> [Written instruction] Would you retype all of these records exactly?

> [Extracted material]
—————
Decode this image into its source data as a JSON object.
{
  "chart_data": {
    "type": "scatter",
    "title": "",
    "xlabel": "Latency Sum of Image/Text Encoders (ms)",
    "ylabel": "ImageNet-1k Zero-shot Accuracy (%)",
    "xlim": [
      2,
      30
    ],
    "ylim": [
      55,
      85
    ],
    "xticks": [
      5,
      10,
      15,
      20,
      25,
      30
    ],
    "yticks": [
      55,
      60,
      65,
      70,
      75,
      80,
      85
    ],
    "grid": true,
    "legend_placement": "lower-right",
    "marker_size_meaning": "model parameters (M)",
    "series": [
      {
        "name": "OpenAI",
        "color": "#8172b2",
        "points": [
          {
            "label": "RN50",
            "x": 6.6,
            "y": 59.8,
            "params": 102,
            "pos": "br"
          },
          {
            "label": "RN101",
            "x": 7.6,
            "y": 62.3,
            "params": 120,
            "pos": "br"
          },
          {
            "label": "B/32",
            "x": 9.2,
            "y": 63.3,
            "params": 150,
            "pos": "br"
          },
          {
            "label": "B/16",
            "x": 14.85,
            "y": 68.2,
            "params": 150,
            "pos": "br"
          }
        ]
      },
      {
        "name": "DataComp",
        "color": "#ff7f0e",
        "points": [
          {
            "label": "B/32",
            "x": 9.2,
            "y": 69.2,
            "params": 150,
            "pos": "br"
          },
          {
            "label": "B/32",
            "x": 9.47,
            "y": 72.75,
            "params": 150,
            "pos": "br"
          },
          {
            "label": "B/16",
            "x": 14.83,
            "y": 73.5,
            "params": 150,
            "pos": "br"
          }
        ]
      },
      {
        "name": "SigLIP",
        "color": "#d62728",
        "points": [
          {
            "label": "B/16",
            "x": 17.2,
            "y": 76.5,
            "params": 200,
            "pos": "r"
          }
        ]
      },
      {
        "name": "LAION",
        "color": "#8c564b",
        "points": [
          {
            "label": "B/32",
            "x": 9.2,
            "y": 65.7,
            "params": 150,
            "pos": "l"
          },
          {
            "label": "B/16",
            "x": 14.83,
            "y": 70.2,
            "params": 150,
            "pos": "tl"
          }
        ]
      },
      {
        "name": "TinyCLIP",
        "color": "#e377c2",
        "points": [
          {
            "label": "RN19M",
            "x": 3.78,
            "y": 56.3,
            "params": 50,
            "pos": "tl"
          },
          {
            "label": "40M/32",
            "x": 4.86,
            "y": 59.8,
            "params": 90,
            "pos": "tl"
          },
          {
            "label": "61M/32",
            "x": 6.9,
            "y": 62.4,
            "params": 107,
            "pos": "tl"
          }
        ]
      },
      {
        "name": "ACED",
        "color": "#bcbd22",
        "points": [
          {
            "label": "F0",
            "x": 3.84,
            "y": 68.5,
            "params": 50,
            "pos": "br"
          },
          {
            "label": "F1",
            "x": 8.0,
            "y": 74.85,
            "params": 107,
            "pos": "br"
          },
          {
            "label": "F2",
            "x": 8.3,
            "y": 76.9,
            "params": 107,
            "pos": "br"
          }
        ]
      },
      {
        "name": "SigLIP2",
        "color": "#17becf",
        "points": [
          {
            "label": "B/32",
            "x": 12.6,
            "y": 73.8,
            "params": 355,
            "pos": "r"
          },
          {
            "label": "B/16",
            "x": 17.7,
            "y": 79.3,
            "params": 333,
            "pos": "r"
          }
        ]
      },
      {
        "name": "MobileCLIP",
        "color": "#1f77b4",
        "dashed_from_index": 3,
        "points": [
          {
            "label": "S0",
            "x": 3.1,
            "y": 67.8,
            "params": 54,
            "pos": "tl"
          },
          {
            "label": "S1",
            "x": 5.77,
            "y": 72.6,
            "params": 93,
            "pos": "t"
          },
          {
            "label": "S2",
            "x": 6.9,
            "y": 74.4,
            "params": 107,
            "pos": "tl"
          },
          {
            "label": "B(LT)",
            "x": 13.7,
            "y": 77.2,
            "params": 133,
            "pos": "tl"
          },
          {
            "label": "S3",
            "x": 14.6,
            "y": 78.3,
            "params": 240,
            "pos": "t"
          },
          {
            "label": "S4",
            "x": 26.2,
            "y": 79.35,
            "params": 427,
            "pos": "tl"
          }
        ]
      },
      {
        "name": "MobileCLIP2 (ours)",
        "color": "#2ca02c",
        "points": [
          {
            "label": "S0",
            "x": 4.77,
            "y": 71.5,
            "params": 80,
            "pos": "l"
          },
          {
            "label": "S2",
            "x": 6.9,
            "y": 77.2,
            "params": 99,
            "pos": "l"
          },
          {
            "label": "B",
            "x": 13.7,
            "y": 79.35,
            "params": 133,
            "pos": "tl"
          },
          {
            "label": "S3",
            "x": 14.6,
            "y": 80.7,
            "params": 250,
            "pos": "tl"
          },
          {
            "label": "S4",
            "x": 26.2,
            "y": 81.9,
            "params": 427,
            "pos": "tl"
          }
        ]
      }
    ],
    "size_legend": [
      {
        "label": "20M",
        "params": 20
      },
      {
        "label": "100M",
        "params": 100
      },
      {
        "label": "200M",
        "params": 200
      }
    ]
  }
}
—————
> [In response]
Decode this image into its source data as a JSON object.
{
  "chart_data": {
    "type": "scatter",
    "title": "",
    "xlabel": "Latency Sum of Image/Text Encoders (ms)",
    "ylabel": "ImageNet-1k Zero-shot Accuracy (%)",
    "xlim": [
      2,
      30
    ],
    "ylim": [
      55,
      85
    ],
    "xticks": [
      5,
      10,
      15,
      20,
      25,
      30
    ],
    "yticks": [
      55,
      60,
      65,
      70,
      75,
      80,
      85
    ],
    "grid": true,
    "legend_placement": "lower-right",
    "marker_size_meaning": "model parameters (M)",
    "series": [
      {
        "name": "OpenAI",
        "color": "#8172b2",
        "points": [
          {
            "label": "RN50",
            "x": 6.6,
            "y": 59.8,
            "params": 102,
            "pos": "br"
          },
          {
            "label": "RN101",
            "x": 7.6,
            "y": 62.3,
            "params": 120,
            "pos": "br"
          },
          {
            "label": "B/32",
            "x": 9.2,
            "y": 63.3,
            "params": 150,
            "pos": "br"
          },
          {
            "label": "B/16",
            "x": 14.85,
            "y": 68.2,
            "params": 150,
            "pos": "br"
          }
        ]
      },
      {
        "name": "DataComp",
        "color": "#ff7f0e",
        "points": [
          {
            "label": "B/32",
            "x": 9.2,
            "y": 69.2,
            "params": 150,
            "pos": "br"
          },
          {
            "label": "B/32",
            "x": 9.47,
            "y": 72.75,
            "params": 150,
            "pos": "br"
          },
          {
            "label": "B/16",
            "x": 14.83,
            "y": 73.5,
            "params": 150,
            "pos": "br"
          }
        ]
      },
      {
        "name": "SigLIP",
        "color": "#d62728",
        "points": [
          {
            "label": "B/16",
            "x": 17.2,
            "y": 76.5,
            "params": 200,
            "pos": "r"
          }
        ]
      },
      {
        "name": "LAION",
        "color": "#8c564b",
        "points": [
          {
            "label": "B/32",
            "x": 9.2,
            "y": 65.7,
            "params": 150,
            "pos": "l"
          },
          {
            "label": "B/16",
            "x": 14.83,
            "y": 70.2,
            "params": 150,
            "pos": "tl"
          }
        ]
      },
      {
        "name": "TinyCLIP",
        "color": "#e377c2",
        "points": [
          {
            "label": "RN19M",
            "x": 3.78,
            "y": 56.3,
            "params": 50,
            "pos": "tl"
          },
          {
            "label": "40M/32",
            "x": 4.86,
            "y": 59.8,
            "params": 90,
            "pos": "tl"
          },
          {
            "label": "61M/32",
            "x": 6.9,
            "y": 62.4,
            "params": 107,
            "pos": "tl"
          }
        ]
      },
      {
        "name": "ACED",
        "color": "#bcbd22",
        "points": [
          {
            "label": "F0",
            "x": 3.84,
            "y": 68.5,
            "params": 50,
            "pos": "br"
          },
          {
            "label": "F1",
            "x": 8.0,
            "y": 74.85,
            "params": 107,
            "pos": "br"
          },
          {
            "label": "F2",
            "x": 8.3,
            "y": 76.9,
            "params": 107,
            "pos": "br"
          }
        ]
      },
      {
        "name": "SigLIP2",
        "color": "#17becf",
        "points": [
          {
            "label": "B/32",
            "x": 12.6,
            "y": 73.8,
            "params": 355,
            "pos": "r"
          },
          {
            "label": "B/16",
            "x": 17.7,
            "y": 79.3,
            "params": 333,
            "pos": "r"
          }
        ]
      },
      {
        "name": "MobileCLIP",
        "color": "#1f77b4",
        "dashed_from_index": 3,
        "points": [
          {
            "label": "S0",
            "x": 3.1,
            "y": 67.8,
            "params": 54,
            "pos": "tl"
          },
          {
            "label": "S1",
            "x": 5.77,
            "y": 72.6,
            "params": 93,
            "pos": "t"
          },
          {
            "label": "S2",
            "x": 6.9,
            "y": 74.4,
            "params": 107,
            "pos": "tl"
          },
          {
            "label": "B(LT)",
            "x": 13.7,
            "y": 77.2,
            "params": 133,
            "pos": "tl"
          },
          {
            "label": "S3",
            "x": 14.6,
            "y": 78.3,
            "params": 240,
            "pos": "t"
          },
          {
            "label": "S4",
            "x": 26.2,
            "y": 79.35,
            "params": 427,
            "pos": "tl"
          }
        ]
      },
      {
        "name": "MobileCLIP2 (ours)",
        "color": "#2ca02c",
        "points": [
          {
            "label": "S0",
            "x": 4.77,
            "y": 71.5,
            "params": 80,
            "pos": "l"
          },
          {
            "label": "S2",
            "x": 6.9,
            "y": 77.2,
            "params": 99,
            "pos": "l"
          },
          {
            "label": "B",
            "x": 13.7,
            "y": 79.35,
            "params": 133,
            "pos": "tl"
          },
          {
            "label": "S3",
            "x": 14.6,
            "y": 80.7,
            "params": 250,
            "pos": "tl"
          },
          {
            "label": "S4",
            "x": 26.2,
            "y": 81.9,
            "params": 427,
            "pos": "tl"
          }
        ]
      }
    ],
    "size_legend": [
      {
        "label": "20M",
        "params": 20
      },
      {
        "label": "100M",
        "params": 100
      },
      {
        "label": "200M",
        "params": 200
      }
    ]
  }
}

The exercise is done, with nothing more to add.